▸ Excerpt:
Tables get not returned. Table pointers are included in the COM objects and pointed to by interface pointers. Using the v7 table for v4 is what wine currently does, and causes the problem discussed in this thread.
That way you store one table instead of 2. (again sorry if this is fuzzy I am working on no sleep here).
Doesn't work. The fourth entry in that table *either* points to the strict *or* to the relaxed version of AddAttachedSurface. I might get around to send a patch on sunday.
Regards, Michael Karcher
Good summary about C++ templates and Co skipped
And this is where I discovered what a thunk it: Exactly a function that adjusts the this pointer before calling the main implementation; these thunks are unavoidable if functions from one vtable are forwarded to functions belonging to another vtable implemented by the same object.
That's not necessarily the case, I think it is not legal to compare the vtable pointers, so they should not matter. If a vtable inherits from the other, using one vtable is ok. Here we thought IDDS7 inherits from IDSS4. While it looks like that in the interface, the behavior is different, so the inheritance relation isn't given. (Just to make it clear)
If I get it right, the correct fix is to add a thunk vtable for IDirectDraw4 that uses relaxed parameter checks on AddAttachedSurface.
Most likely yes
[1] In fact, an API test is required. Strict or relaxed semantics might
also > depend on how the surface was created (from IDirectDraw4 or
IDirectDraw7) instead of the interfaced used to add an attached surface. This would be strange IMO, as the idea about COM is that the interface describes semantics that work regardless how the object was created, but let's test that, nevertheless.
Yes, a test is needed, no way around that. Other IDirectDrawSurface methods depend on how the object was created indeed, like GetDDInterface.
On a sidenode, I think it is impossible to QueryInterface IDirectDrawSurface7 from IDirectDrawSurface < 7, or vice versa, but I am not sure. I think there are tests for IDirectDrawX, more tests would never hurt.
I wonder if there is an easy way to do an API abstraction of some sort... not with a flag perse but like you can in C++ with the different instanciations depending upon the parms passed. Then instead of thunking , which is inherently buggy and tends to be slow, you use the v7 structure and return it without the v7 specific items at the end. That way you store one table instead of 2
I recommend to read how object orientation and inheritance are implemented on assembler level by the C++ compiler. It's multiple vtables and thunking in many places.
The C++ equivalent here would be to keep 2 vtables, which differ only in the implementation of the AddAttachedSurface and Flip functions, and otherwise use the same function pointers without thunks. C++ uses thunks e.g. in the case of multiple inheritance. A vtable construct like IDirectDrawSurface3, IDirectDrawSurface4, IDirectDrawSurface7 and IDirectDrawGammaControl on the same object in the same time is not really expressable as far as I can see.
Thunks are not a pressing performance issue in general, but I want to avoid them if its possible in a clean way, since the 0.5-1.0% performance gains are where you gain your framerate differences that matter to the user.
Am Freitag, den 27.06.2008, 18:24 +0200 schrieb Stefan Dösinger:
On a sidenode, I think it is impossible to QueryInterface IDirectDrawSurface7 from IDirectDrawSurface < 7, or vice versa, but I am not sure.
Nope. You can sucessfully query IDirectDrawSurface{,2,3,4,7} from IDirectDraw{,2,3,4,7} without problems, at least on DirectX 9. Wine matches Windows behaviour here.
Windows (DirectX 9) has seperate refcounts for seperate IDirectDrawSurfaceX, as it also has for IDirectDrawX. Wine does not have it. This means that we need different vtables for all IDirectDrawSurface versions, as DDraw does, too.

(Dataset records)
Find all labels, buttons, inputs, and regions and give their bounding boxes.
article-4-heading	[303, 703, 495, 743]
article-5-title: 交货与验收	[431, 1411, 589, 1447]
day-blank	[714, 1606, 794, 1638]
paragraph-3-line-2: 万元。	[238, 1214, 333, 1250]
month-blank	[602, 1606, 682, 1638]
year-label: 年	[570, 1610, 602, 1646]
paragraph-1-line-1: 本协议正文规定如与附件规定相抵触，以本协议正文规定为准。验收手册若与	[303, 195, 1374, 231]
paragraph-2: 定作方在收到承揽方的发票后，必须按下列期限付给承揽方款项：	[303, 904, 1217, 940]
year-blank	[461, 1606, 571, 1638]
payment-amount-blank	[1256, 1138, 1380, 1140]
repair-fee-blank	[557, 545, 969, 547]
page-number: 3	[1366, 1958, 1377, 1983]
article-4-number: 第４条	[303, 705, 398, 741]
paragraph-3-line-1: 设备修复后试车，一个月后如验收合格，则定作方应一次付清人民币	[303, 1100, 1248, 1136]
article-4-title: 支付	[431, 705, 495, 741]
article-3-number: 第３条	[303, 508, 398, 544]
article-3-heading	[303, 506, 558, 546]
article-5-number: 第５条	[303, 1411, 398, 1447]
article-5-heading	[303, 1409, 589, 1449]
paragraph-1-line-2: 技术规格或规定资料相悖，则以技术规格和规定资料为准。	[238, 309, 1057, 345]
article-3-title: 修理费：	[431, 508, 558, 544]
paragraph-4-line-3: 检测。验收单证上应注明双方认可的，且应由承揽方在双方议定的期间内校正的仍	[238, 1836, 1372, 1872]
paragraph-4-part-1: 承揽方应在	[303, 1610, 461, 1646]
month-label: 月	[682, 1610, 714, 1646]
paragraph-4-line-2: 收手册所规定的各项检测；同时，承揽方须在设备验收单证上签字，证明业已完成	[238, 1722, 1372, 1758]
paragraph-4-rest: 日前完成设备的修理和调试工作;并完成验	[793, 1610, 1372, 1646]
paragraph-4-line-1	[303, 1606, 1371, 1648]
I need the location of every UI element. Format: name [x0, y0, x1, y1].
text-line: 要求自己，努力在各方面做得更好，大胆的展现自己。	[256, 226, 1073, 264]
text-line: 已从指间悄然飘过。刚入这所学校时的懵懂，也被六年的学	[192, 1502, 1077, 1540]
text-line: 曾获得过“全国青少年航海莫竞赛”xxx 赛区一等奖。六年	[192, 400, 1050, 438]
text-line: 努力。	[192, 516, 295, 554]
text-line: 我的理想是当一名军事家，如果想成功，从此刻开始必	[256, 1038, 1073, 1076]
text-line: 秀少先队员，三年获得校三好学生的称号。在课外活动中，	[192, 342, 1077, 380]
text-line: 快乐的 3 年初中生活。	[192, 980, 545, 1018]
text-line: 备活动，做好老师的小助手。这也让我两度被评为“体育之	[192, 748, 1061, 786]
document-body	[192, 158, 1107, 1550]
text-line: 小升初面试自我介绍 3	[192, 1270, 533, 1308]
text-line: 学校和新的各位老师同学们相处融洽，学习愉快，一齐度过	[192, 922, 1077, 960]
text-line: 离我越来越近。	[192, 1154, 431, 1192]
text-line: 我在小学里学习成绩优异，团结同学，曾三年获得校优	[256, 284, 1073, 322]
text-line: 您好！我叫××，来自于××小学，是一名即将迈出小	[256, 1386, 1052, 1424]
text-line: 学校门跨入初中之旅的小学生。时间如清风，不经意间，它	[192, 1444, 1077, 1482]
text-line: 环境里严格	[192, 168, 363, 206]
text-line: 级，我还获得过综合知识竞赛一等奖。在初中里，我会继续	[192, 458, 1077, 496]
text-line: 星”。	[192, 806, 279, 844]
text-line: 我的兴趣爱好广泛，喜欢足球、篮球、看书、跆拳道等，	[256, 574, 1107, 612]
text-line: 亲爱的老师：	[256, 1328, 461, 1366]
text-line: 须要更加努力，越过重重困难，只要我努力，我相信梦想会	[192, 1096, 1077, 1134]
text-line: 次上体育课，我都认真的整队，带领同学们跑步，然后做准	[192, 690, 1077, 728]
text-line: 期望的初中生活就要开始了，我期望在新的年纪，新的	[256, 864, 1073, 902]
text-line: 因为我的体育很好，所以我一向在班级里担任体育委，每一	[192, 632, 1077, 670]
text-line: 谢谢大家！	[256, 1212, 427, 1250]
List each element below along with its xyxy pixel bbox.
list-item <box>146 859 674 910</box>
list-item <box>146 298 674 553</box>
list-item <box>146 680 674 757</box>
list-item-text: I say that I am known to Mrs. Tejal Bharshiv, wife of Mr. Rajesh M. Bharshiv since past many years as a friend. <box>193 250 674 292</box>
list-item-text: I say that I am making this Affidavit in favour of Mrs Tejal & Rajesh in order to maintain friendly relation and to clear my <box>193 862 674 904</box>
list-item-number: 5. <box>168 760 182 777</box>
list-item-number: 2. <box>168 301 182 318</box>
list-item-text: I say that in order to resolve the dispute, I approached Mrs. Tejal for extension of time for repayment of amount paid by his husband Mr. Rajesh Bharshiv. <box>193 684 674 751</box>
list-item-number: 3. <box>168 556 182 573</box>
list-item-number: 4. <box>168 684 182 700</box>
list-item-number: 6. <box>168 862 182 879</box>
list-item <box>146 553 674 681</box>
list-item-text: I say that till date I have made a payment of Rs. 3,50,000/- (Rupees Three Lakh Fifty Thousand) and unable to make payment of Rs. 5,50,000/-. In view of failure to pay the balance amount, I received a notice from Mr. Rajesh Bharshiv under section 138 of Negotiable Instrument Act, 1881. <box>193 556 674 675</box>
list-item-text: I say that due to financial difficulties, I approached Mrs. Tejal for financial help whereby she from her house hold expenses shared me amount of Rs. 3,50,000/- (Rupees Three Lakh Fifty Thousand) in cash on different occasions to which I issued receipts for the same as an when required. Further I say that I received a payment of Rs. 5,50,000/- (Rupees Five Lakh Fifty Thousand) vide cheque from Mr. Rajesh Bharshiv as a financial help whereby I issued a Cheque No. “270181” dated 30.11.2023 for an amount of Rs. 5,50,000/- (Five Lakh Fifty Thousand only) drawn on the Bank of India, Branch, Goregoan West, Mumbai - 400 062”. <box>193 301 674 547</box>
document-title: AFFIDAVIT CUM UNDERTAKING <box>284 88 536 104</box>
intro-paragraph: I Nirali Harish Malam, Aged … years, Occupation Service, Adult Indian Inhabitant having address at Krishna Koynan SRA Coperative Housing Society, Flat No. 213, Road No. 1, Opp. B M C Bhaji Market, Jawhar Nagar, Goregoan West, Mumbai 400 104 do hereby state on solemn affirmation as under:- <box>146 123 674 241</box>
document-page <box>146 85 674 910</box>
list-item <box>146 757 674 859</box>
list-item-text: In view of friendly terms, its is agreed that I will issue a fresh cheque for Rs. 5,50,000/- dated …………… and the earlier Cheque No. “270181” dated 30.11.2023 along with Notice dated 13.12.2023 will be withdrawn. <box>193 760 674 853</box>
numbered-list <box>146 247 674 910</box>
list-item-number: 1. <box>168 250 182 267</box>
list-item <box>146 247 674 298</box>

▸ To do: Copy the passage of the DirectDraw discussion starting at "I wonder if" and ending at "in many places.", substituting "indirection" for "thunking".

▸ Exercise result:
I wonder if there is an easy way to do an API abstraction of some sort... not with a flag perse but like you can in C++ with the different instanciations depending upon the parms passed. Then instead of indirection , which is inherently buggy and tends to be slow, you use the v7 structure and return it without the v7 specific items at the end. That way you store one table instead of 2
I recommend to read how object orientation and inheritance are implemented on assembler level by the C++ compiler. It's multiple vtables and indirection in many places.